Problem details: Go through the records below line by line, counting those that contain the word "Total"; answer with the count only.

Working data:

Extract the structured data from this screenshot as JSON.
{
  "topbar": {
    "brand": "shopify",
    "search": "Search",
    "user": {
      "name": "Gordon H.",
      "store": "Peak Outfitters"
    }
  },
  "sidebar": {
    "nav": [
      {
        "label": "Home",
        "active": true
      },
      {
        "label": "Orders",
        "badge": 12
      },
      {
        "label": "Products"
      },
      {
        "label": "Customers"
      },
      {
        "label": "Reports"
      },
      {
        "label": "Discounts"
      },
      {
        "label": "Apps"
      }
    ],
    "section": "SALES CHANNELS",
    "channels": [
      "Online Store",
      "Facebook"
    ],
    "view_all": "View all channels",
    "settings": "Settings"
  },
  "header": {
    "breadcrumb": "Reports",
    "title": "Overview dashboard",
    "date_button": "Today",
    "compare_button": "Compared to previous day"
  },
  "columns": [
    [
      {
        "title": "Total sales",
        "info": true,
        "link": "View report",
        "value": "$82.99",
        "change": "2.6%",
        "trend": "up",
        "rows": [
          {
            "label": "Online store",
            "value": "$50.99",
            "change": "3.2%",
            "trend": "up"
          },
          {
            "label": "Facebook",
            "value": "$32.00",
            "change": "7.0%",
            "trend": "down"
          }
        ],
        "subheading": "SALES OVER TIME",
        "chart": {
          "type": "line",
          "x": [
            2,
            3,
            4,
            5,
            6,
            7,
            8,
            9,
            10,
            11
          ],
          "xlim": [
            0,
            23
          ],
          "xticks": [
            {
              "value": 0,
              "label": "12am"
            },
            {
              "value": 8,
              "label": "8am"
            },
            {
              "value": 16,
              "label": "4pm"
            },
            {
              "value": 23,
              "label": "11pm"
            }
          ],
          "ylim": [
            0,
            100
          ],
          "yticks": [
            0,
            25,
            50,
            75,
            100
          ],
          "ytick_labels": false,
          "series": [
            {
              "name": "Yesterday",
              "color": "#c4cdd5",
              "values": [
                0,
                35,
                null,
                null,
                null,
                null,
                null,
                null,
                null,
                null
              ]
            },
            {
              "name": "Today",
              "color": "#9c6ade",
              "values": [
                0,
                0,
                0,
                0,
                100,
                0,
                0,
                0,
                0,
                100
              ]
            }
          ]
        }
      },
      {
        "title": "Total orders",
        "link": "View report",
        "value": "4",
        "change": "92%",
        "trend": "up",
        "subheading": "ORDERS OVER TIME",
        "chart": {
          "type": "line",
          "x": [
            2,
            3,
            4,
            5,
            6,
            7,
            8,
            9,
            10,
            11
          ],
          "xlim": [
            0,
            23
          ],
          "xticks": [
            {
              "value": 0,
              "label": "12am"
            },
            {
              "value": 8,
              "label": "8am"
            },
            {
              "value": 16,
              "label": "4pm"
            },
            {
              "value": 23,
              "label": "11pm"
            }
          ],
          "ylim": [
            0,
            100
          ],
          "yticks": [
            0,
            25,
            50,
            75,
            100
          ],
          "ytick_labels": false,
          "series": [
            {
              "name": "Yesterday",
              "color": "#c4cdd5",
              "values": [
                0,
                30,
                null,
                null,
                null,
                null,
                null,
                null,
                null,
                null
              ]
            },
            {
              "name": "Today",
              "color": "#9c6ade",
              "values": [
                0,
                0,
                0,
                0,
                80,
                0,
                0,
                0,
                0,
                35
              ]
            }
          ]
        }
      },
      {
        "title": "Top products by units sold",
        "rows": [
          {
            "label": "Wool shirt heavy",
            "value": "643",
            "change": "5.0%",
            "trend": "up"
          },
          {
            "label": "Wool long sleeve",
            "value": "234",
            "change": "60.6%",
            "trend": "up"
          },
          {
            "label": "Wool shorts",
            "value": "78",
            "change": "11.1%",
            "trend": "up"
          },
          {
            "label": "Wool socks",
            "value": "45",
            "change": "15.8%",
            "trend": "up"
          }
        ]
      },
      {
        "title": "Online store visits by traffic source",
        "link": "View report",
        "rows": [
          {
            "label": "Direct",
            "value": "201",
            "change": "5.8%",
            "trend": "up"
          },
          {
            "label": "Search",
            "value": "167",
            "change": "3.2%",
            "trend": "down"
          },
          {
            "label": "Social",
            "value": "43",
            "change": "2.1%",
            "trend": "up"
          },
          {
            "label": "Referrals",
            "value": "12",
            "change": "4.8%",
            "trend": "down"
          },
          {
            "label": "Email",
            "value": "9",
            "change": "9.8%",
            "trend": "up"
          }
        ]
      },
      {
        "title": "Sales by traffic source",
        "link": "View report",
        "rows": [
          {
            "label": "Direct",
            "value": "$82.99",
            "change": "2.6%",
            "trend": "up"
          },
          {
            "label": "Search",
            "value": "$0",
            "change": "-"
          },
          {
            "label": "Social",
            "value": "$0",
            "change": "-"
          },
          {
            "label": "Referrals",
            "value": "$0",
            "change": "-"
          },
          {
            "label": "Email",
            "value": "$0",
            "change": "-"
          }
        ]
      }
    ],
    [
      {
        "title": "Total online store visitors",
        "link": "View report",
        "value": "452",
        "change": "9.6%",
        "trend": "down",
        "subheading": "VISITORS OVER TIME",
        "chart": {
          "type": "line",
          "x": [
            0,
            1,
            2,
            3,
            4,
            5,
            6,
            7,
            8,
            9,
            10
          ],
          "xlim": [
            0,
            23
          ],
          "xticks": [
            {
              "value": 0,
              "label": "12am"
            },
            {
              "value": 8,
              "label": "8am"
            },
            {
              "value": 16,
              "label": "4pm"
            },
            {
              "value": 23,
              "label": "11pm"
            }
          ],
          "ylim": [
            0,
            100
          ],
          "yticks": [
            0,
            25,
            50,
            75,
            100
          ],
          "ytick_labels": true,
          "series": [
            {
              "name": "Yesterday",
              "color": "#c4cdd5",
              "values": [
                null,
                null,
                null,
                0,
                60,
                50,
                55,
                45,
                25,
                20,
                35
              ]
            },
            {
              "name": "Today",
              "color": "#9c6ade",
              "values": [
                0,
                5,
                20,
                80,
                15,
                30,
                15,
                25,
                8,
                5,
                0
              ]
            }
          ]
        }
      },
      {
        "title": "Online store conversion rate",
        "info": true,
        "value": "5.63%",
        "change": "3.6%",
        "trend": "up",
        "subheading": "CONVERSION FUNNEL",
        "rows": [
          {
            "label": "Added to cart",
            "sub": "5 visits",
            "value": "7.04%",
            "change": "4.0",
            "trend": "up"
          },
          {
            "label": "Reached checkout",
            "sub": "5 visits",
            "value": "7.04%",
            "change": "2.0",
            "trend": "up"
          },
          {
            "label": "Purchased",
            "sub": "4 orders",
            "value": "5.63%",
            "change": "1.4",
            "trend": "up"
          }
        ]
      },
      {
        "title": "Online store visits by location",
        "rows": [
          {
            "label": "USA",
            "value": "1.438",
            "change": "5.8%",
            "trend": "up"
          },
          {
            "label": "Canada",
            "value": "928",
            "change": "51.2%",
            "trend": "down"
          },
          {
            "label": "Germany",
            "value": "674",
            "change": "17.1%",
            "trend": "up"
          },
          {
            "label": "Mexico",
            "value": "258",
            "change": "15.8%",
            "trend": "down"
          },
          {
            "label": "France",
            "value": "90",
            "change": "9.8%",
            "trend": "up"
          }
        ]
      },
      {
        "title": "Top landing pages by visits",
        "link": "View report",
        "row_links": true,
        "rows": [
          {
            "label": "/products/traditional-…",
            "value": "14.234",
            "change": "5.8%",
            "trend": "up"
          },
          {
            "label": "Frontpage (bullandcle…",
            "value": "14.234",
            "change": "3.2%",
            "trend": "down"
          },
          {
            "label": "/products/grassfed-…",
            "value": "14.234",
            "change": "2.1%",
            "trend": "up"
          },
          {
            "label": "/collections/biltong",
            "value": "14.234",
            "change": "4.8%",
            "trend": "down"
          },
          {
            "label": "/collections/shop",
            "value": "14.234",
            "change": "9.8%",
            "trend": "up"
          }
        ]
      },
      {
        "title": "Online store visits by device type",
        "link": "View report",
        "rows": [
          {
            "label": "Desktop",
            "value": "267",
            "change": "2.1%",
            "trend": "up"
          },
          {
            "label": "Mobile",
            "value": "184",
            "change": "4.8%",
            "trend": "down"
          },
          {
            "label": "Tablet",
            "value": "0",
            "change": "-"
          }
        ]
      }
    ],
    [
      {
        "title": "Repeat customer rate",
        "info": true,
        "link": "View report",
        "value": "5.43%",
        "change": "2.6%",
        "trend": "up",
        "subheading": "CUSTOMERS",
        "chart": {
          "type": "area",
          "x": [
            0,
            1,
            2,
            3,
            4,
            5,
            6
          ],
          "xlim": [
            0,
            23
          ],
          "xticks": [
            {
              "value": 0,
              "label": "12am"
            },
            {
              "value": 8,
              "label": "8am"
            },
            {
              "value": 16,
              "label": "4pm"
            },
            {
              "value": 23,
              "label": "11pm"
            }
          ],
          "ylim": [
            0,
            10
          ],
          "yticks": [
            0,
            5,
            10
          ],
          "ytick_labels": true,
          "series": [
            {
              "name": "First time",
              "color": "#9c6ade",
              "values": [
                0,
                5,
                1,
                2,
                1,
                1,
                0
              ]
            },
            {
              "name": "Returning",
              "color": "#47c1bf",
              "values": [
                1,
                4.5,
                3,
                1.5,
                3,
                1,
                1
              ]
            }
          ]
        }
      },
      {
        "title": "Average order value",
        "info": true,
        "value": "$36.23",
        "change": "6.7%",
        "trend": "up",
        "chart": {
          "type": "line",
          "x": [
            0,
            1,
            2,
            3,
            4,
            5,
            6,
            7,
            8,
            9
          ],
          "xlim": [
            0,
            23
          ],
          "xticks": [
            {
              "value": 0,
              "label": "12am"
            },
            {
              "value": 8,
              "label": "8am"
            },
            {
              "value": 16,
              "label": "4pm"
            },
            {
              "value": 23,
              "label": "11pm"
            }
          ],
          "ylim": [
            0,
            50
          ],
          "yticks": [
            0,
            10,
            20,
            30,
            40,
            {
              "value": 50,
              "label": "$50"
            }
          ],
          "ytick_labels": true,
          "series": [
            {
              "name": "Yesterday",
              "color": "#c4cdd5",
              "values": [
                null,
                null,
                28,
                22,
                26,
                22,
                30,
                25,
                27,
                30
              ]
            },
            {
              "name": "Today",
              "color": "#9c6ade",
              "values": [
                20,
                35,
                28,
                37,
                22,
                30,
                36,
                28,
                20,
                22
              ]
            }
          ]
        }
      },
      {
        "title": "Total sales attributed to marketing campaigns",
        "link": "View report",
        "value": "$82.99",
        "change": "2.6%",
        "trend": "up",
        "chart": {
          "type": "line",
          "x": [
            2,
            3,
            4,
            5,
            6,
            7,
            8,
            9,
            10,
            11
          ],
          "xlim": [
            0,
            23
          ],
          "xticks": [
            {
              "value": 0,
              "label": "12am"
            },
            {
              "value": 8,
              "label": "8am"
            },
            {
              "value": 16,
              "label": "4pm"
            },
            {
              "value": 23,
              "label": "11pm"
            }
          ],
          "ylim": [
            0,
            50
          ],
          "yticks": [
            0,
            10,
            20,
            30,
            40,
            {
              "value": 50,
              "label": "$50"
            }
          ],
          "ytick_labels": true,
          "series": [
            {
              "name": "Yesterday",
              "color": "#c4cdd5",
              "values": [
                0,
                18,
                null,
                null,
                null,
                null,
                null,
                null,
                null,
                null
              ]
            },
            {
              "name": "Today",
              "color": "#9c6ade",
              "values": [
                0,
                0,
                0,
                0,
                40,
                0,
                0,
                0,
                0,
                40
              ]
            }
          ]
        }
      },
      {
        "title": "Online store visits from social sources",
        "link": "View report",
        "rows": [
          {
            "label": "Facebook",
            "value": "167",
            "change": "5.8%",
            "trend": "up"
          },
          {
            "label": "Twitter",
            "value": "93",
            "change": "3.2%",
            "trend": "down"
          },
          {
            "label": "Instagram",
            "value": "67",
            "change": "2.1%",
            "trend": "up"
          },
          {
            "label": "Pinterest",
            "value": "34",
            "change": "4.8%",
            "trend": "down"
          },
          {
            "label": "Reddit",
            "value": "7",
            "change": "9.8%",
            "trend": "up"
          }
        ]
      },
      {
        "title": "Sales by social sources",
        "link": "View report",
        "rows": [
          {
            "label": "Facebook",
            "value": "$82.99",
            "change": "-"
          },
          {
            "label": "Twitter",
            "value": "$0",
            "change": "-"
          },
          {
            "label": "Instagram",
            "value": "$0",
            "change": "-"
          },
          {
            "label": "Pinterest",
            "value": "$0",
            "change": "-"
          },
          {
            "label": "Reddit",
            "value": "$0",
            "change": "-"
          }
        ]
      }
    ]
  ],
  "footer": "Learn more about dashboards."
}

Answer to this exercise: 4